> _RECORDED INFORMATION_
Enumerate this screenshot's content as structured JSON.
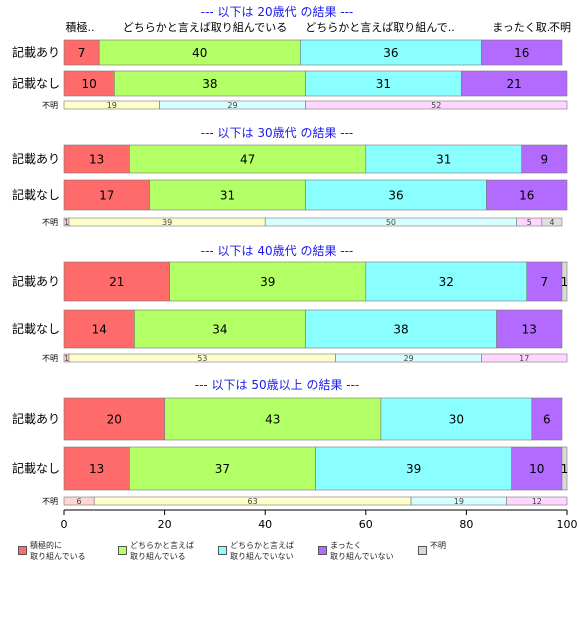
{
  "chart_data": {
    "type": "bar",
    "orientation": "horizontal",
    "stacked": "percent",
    "xlim": [
      0,
      100
    ],
    "x_ticks": [
      "0",
      "20",
      "40",
      "60",
      "80",
      "100"
    ],
    "column_headers": [
      "積極..",
      "どちらかと言えば取り組んでいる",
      "どちらかと言えば取り組んで..",
      "まったく取..",
      "不明"
    ],
    "colors": [
      "#ff6b6b",
      "#b3ff66",
      "#8affff",
      "#b36bff",
      "#d9d9d9"
    ],
    "unknown_colors": [
      "#ffd6d6",
      "#ffffcc",
      "#d6ffff",
      "#ffd6ff",
      "#e0e0e0"
    ],
    "legend": [
      "積極的に\n取り組んでいる",
      "どちらかと言えば\n取り組んでいる",
      "どちらかと言えば\n取り組んでいない",
      "まったく\n取り組んでいない",
      "不明"
    ],
    "panels": [
      {
        "title": "--- 以下は 20歳代 の結果 ---",
        "rows": [
          {
            "label": "記載あり",
            "values": [
              7,
              40,
              36,
              16,
              0
            ],
            "labels": [
              "7",
              "40",
              "36",
              "16",
              ""
            ]
          },
          {
            "label": "記載なし",
            "values": [
              10,
              38,
              31,
              21,
              0
            ],
            "labels": [
              "10",
              "38",
              "31",
              "21",
              ""
            ]
          },
          {
            "label": "不明",
            "values": [
              0,
              19,
              29,
              52,
              0
            ],
            "labels": [
              "",
              "19",
              "29",
              "52",
              ""
            ]
          }
        ]
      },
      {
        "title": "--- 以下は 30歳代 の結果 ---",
        "rows": [
          {
            "label": "記載あり",
            "values": [
              13,
              47,
              31,
              9,
              0
            ],
            "labels": [
              "13",
              "47",
              "31",
              "9",
              ""
            ]
          },
          {
            "label": "記載なし",
            "values": [
              17,
              31,
              36,
              16,
              0
            ],
            "labels": [
              "17",
              "31",
              "36",
              "16",
              ""
            ]
          },
          {
            "label": "不明",
            "values": [
              1,
              39,
              50,
              5,
              4
            ],
            "labels": [
              "1",
              "39",
              "50",
              "5",
              "4"
            ]
          }
        ]
      },
      {
        "title": "--- 以下は 40歳代 の結果 ---",
        "rows": [
          {
            "label": "記載あり",
            "values": [
              21,
              39,
              32,
              7,
              1
            ],
            "labels": [
              "21",
              "39",
              "32",
              "7",
              "1"
            ]
          },
          {
            "label": "記載なし",
            "values": [
              14,
              34,
              38,
              13,
              0
            ],
            "labels": [
              "14",
              "34",
              "38",
              "13",
              ""
            ]
          },
          {
            "label": "不明",
            "values": [
              1,
              53,
              29,
              17,
              0
            ],
            "labels": [
              "1",
              "53",
              "29",
              "17",
              ""
            ]
          }
        ]
      },
      {
        "title": "--- 以下は 50歳以上 の結果 ---",
        "rows": [
          {
            "label": "記載あり",
            "values": [
              20,
              43,
              30,
              6,
              0
            ],
            "labels": [
              "20",
              "43",
              "30",
              "6",
              ""
            ]
          },
          {
            "label": "記載なし",
            "values": [
              13,
              37,
              39,
              10,
              1
            ],
            "labels": [
              "13",
              "37",
              "39",
              "10",
              "1"
            ]
          },
          {
            "label": "不明",
            "values": [
              6,
              63,
              19,
              12,
              0
            ],
            "labels": [
              "6",
              "63",
              "19",
              "12",
              ""
            ]
          }
        ]
      }
    ]
  }
}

> _WHAT YOU SHOULD DO_
Print the records word for word and exclude any picture they hold.

> _TASK OUTPUT_
Enumerate this screenshot's content as structured JSON.
{
  "chart_data": {
    "type": "bar",
    "orientation": "horizontal",
    "stacked": "percent",
    "xlim": [
      0,
      100
    ],
    "x_ticks": [
      "0",
      "20",
      "40",
      "60",
      "80",
      "100"
    ],
    "column_headers": [
      "積極..",
      "どちらかと言えば取り組んでいる",
      "どちらかと言えば取り組んで..",
      "まったく取..",
      "不明"
    ],
    "colors": [
      "#ff6b6b",
      "#b3ff66",
      "#8affff",
      "#b36bff",
      "#d9d9d9"
    ],
    "unknown_colors": [
      "#ffd6d6",
      "#ffffcc",
      "#d6ffff",
      "#ffd6ff",
      "#e0e0e0"
    ],
    "legend": [
      "積極的に\n取り組んでいる",
      "どちらかと言えば\n取り組んでいる",
      "どちらかと言えば\n取り組んでいない",
      "まったく\n取り組んでいない",
      "不明"
    ],
    "panels": [
      {
        "title": "--- 以下は 20歳代 の結果 ---",
        "rows": [
          {
            "label": "記載あり",
            "values": [
              7,
              40,
              36,
              16,
              0
            ],
            "labels": [
              "7",
              "40",
              "36",
              "16",
              ""
            ]
          },
          {
            "label": "記載なし",
            "values": [
              10,
              38,
              31,
              21,
              0
            ],
            "labels": [
              "10",
              "38",
              "31",
              "21",
              ""
            ]
          },
          {
            "label": "不明",
            "values": [
              0,
              19,
              29,
              52,
              0
            ],
            "labels": [
              "",
              "19",
              "29",
              "52",
              ""
            ]
          }
        ]
      },
      {
        "title": "--- 以下は 30歳代 の結果 ---",
        "rows": [
          {
            "label": "記載あり",
            "values": [
              13,
              47,
              31,
              9,
              0
            ],
            "labels": [
              "13",
              "47",
              "31",
              "9",
              ""
            ]
          },
          {
            "label": "記載なし",
            "values": [
              17,
              31,
              36,
              16,
              0
            ],
            "labels": [
              "17",
              "31",
              "36",
              "16",
              ""
            ]
          },
          {
            "label": "不明",
            "values": [
              1,
              39,
              50,
              5,
              4
            ],
            "labels": [
              "1",
              "39",
              "50",
              "5",
              "4"
            ]
          }
        ]
      },
      {
        "title": "--- 以下は 40歳代 の結果 ---",
        "rows": [
          {
            "label": "記載あり",
            "values": [
              21,
              39,
              32,
              7,
              1
            ],
            "labels": [
              "21",
              "39",
              "32",
              "7",
              "1"
            ]
          },
          {
            "label": "記載なし",
            "values": [
              14,
              34,
              38,
              13,
              0
            ],
            "labels": [
              "14",
              "34",
              "38",
              "13",
              ""
            ]
          },
          {
            "label": "不明",
            "values": [
              1,
              53,
              29,
              17,
              0
            ],
            "labels": [
              "1",
              "53",
              "29",
              "17",
              ""
            ]
          }
        ]
      },
      {
        "title": "--- 以下は 50歳以上 の結果 ---",
        "rows": [
          {
            "label": "記載あり",
            "values": [
              20,
              43,
              30,
              6,
              0
            ],
            "labels": [
              "20",
              "43",
              "30",
              "6",
              ""
            ]
          },
          {
            "label": "記載なし",
            "values": [
              13,
              37,
              39,
              10,
              1
            ],
            "labels": [
              "13",
              "37",
              "39",
              "10",
              "1"
            ]
          },
          {
            "label": "不明",
            "values": [
              6,
              63,
              19,
              12,
              0
            ],
            "labels": [
              "6",
              "63",
              "19",
              "12",
              ""
            ]
          }
        ]
      }
    ]
  }
}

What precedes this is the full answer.